_The problem_:
Reproduce word for word the stretch of the dar user-targets passage below, starting at "dar -c test -B sample.dcf compress ring" and ending at "of you own.".
*** Provided passage
As stated previously, user targets feature extends the conditional syntax we just reviewed above. This means new and user defined "targets" can be added. The option that follow them will be activated only if the keyword of the target is passed on command-line or in a DCF file. Let's take an example:


	% cat my_dcf_file.dcf

	compress:
	-z lzo:5

In the default situation all that follows the line "compress:" up to the next target or as here up to the end of the file will be ignored unless the compress keyword is passed on command-line:


	dar -c test -B sample.dcf compress

Which will do exactly the same as if you have typed:


	dar -c test -z lzo:5

Of course, you can use as many user target as you wish in your files, the only constraint is that it must not have the name of the reserved keyword of a conditional syntax, but you can also mix conditional syntax and user targets. Here follows a last example:


	% cat sample.dcf
	# this is a comment

	all:
	--min-digits 3

	extract:
	-R /

	reference:
	-J aes:

	auxilliary:
	-~ aes:

	create:
	-K aes:
	-ac
	-Z "*.mp3"
	-Z "*.avi"

	default:
	-V

	# our first user target named "compress":
	compress:
	-z lzo:5

	# a second user target named "verbose":
	verbose:
	-v
	-vs

	# a third user target named "ring":
	ring:
	-b

	# a last user target named "hash":
	hash:
	--hash sha1

You can now use dar and activate a set of commands by simply adding the name of the target on command-line:


	dar -c test -B sample.dcf compress ring verbose hash

which is equivalent to:


	dar -c test --min-digits 3 -K aes: -ac -Z "*.mp3" -Z "*.avi" -z lzo:5 -v -vs -b --hash sha1

Last for those that like complicated things, you can recusively use DCF inside user targets, which may contain conditional syntax and the same or some other user targets of you own.
******
*** Provided data
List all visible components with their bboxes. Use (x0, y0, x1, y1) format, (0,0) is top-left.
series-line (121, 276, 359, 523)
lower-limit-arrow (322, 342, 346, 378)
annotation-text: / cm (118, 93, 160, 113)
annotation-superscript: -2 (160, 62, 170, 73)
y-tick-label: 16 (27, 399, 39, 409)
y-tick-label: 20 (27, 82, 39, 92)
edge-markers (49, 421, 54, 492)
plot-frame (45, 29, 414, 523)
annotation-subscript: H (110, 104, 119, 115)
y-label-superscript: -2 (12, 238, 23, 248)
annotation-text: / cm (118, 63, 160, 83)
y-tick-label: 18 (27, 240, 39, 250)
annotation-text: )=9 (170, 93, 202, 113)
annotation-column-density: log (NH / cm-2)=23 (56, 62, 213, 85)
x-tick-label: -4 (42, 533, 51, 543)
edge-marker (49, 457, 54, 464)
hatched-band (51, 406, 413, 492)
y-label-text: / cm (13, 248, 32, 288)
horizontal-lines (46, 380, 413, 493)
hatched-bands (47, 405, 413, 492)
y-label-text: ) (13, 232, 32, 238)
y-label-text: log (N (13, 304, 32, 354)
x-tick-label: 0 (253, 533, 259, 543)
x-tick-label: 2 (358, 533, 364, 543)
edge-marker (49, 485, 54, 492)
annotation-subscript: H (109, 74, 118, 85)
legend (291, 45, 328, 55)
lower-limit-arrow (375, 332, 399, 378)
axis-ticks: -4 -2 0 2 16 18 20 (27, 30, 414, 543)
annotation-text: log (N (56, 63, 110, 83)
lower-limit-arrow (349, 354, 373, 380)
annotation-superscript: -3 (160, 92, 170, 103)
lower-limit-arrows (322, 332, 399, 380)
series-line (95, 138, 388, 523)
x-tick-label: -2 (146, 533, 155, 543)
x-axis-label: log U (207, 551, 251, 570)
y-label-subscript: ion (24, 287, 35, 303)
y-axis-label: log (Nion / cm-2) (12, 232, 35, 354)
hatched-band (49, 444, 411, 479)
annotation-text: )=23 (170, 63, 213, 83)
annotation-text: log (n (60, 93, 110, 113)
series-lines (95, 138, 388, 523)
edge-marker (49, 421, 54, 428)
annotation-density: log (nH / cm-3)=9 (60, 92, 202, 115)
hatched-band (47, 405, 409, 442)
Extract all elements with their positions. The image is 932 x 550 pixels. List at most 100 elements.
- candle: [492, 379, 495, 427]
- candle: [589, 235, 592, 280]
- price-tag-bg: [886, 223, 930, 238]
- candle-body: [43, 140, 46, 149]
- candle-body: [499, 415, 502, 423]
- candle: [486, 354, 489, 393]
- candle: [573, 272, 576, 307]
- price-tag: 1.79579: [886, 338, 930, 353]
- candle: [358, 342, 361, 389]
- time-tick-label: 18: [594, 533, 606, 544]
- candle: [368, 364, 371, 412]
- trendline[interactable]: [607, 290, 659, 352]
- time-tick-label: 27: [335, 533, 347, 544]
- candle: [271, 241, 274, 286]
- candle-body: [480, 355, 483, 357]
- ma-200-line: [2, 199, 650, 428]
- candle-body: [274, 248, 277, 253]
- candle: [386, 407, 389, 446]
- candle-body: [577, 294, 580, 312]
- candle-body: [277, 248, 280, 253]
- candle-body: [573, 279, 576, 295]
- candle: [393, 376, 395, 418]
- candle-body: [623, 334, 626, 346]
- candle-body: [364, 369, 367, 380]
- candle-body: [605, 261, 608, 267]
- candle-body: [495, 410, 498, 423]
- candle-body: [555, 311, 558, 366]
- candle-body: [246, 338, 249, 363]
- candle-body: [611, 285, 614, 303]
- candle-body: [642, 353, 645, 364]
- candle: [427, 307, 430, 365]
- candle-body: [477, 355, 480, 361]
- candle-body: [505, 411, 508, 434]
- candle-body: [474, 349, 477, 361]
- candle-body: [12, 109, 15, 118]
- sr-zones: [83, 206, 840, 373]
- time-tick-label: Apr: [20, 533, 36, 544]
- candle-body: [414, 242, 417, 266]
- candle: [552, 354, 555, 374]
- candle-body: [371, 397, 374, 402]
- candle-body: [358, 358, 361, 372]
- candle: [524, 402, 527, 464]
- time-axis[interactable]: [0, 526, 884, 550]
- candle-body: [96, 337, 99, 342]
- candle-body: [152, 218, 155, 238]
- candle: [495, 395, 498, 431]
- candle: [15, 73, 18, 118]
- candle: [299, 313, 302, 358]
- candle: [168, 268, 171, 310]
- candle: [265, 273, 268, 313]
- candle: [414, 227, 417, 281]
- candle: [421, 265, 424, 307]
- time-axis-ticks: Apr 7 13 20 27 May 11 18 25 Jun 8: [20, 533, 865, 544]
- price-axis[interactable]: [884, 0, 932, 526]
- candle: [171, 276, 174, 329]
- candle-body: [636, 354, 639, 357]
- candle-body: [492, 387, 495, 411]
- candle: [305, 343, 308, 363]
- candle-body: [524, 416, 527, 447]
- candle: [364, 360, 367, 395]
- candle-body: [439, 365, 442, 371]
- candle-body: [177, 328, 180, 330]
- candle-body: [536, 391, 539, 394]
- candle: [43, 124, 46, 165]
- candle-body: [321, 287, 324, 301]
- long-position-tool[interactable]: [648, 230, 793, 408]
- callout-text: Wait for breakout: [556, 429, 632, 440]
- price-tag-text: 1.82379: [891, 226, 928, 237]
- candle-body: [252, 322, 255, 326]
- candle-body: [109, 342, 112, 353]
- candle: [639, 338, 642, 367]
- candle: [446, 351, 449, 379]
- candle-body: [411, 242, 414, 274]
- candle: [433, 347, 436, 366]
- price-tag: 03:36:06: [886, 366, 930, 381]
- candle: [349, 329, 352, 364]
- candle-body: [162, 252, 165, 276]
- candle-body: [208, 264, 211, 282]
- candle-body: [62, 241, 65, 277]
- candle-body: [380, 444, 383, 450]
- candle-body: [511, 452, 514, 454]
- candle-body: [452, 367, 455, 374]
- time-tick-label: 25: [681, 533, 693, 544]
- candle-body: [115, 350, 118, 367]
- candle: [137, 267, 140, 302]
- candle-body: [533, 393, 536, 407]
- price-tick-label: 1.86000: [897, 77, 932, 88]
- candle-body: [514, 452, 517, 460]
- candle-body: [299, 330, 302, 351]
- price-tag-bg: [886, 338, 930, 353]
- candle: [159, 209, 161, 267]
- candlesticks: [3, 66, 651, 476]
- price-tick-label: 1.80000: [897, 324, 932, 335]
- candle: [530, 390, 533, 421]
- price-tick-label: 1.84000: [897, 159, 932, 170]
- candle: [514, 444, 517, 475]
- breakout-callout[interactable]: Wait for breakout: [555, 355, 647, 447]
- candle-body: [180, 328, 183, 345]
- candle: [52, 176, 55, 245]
******
_Solution for this problem_:
dar -c test -B sample.dcf compress ring verbose hash

which is equivalent to:


	dar -c test --min-digits 3 -K aes: -ac -Z "*.mp3" -Z "*.avi" -z lzo:5 -v -vs -b --hash sha1

Last for those that like complicated things, you can recusively use DCF inside user targets, which may contain conditional syntax and the same or some other user targets of you own.